Produce an exact transcription of the listing below, omitting the pictures.

(Figure record extracts)
....

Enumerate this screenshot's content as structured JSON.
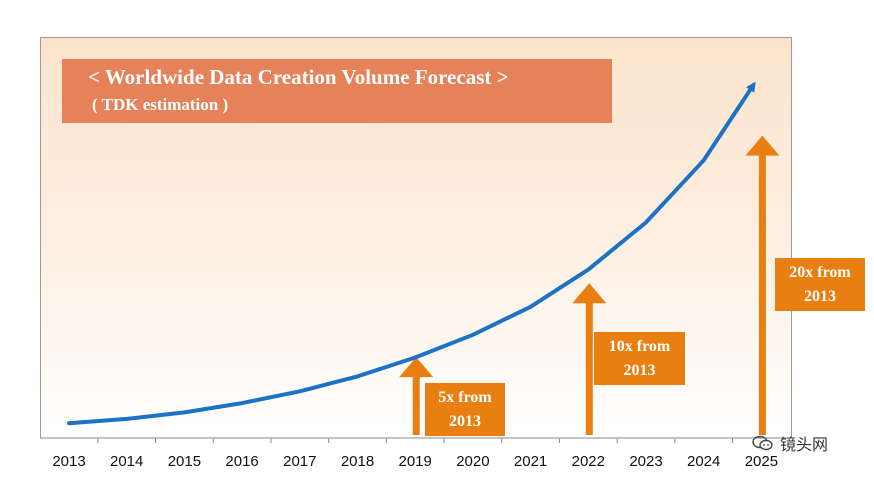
{
  "chart_data": {
    "type": "line",
    "title": "< Worldwide Data Creation Volume Forecast >",
    "subtitle": "( TDK estimation )",
    "x": [
      "2013",
      "2014",
      "2015",
      "2016",
      "2017",
      "2018",
      "2019",
      "2020",
      "2021",
      "2022",
      "2023",
      "2024",
      "2025"
    ],
    "series": [
      {
        "values": [
          1.0,
          1.29,
          1.73,
          2.36,
          3.16,
          4.17,
          5.45,
          6.99,
          8.88,
          11.4,
          14.6,
          18.8,
          23.9
        ]
      }
    ],
    "ylim": [
      0,
      23.9
    ],
    "grid": false,
    "legend": "none",
    "annotations": [
      {
        "year": "2019",
        "text_line1": "5x from",
        "text_line2": "2013",
        "multiple": 5
      },
      {
        "year": "2022",
        "text_line1": "10x from",
        "text_line2": "2013",
        "multiple": 10
      },
      {
        "year": "2025",
        "text_line1": "20x from",
        "text_line2": "2013",
        "multiple": 20
      }
    ],
    "colors": {
      "line": "#1c72c4",
      "arrow": "#ea7f11",
      "title_box": "#e58259"
    }
  },
  "watermark": {
    "text": "镜头网"
  }
}
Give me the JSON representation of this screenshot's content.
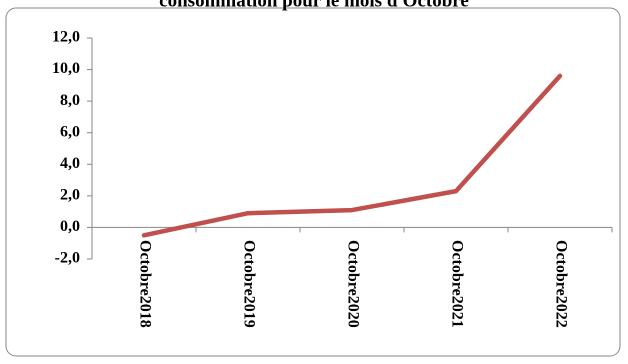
{
  "chart_data": {
    "type": "line",
    "title": "consommation pour le mois d'Octobre",
    "categories": [
      "Octobre2018",
      "Octobre2019",
      "Octobre2020",
      "Octobre2021",
      "Octobre2022"
    ],
    "series": [
      {
        "name": "consommation",
        "color": "#c0504d",
        "values": [
          -0.5,
          0.9,
          1.1,
          2.3,
          9.6
        ]
      }
    ],
    "ylim": [
      -2,
      12
    ],
    "yticks": [
      {
        "value": -2,
        "label": "-2,0"
      },
      {
        "value": 0,
        "label": "0,0"
      },
      {
        "value": 2,
        "label": "2,0"
      },
      {
        "value": 4,
        "label": "4,0"
      },
      {
        "value": 6,
        "label": "6,0"
      },
      {
        "value": 8,
        "label": "8,0"
      },
      {
        "value": 10,
        "label": "10,0"
      },
      {
        "value": 12,
        "label": "12,0"
      }
    ],
    "grid": false
  }
}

....

◆ **Response to this task**:
Enumerate this screenshot's content as structured JSON.
{
  "chart_data": {
    "type": "line",
    "title": "< Worldwide Data Creation Volume Forecast >",
    "subtitle": "( TDK estimation )",
    "x": [
      "2013",
      "2014",
      "2015",
      "2016",
      "2017",
      "2018",
      "2019",
      "2020",
      "2021",
      "2022",
      "2023",
      "2024",
      "2025"
    ],
    "series": [
      {
        "values": [
          1.0,
          1.29,
          1.73,
          2.36,
          3.16,
          4.17,
          5.45,
          6.99,
          8.88,
          11.4,
          14.6,
          18.8,
          23.9
        ]
      }
    ],
    "ylim": [
      0,
      23.9
    ],
    "grid": false,
    "legend": "none",
    "annotations": [
      {
        "year": "2019",
        "text_line1": "5x from",
        "text_line2": "2013",
        "multiple": 5
      },
      {
        "year": "2022",
        "text_line1": "10x from",
        "text_line2": "2013",
        "multiple": 10
      },
      {
        "year": "2025",
        "text_line1": "20x from",
        "text_line2": "2013",
        "multiple": 20
      }
    ],
    "colors": {
      "line": "#1c72c4",
      "arrow": "#ea7f11",
      "title_box": "#e58259"
    }
  },
  "watermark": {
    "text": "镜头网"
  }
}
Give me the JSON representation of this screenshot's content.
{
  "chart_data": {
    "type": "line",
    "title": "consommation pour le mois d'Octobre",
    "categories": [
      "Octobre2018",
      "Octobre2019",
      "Octobre2020",
      "Octobre2021",
      "Octobre2022"
    ],
    "series": [
      {
        "name": "consommation",
        "color": "#c0504d",
        "values": [
          -0.5,
          0.9,
          1.1,
          2.3,
          9.6
        ]
      }
    ],
    "ylim": [
      -2,
      12
    ],
    "yticks": [
      {
        "value": -2,
        "label": "-2,0"
      },
      {
        "value": 0,
        "label": "0,0"
      },
      {
        "value": 2,
        "label": "2,0"
      },
      {
        "value": 4,
        "label": "4,0"
      },
      {
        "value": 6,
        "label": "6,0"
      },
      {
        "value": 8,
        "label": "8,0"
      },
      {
        "value": 10,
        "label": "10,0"
      },
      {
        "value": 12,
        "label": "12,0"
      }
    ],
    "grid": false
  }
}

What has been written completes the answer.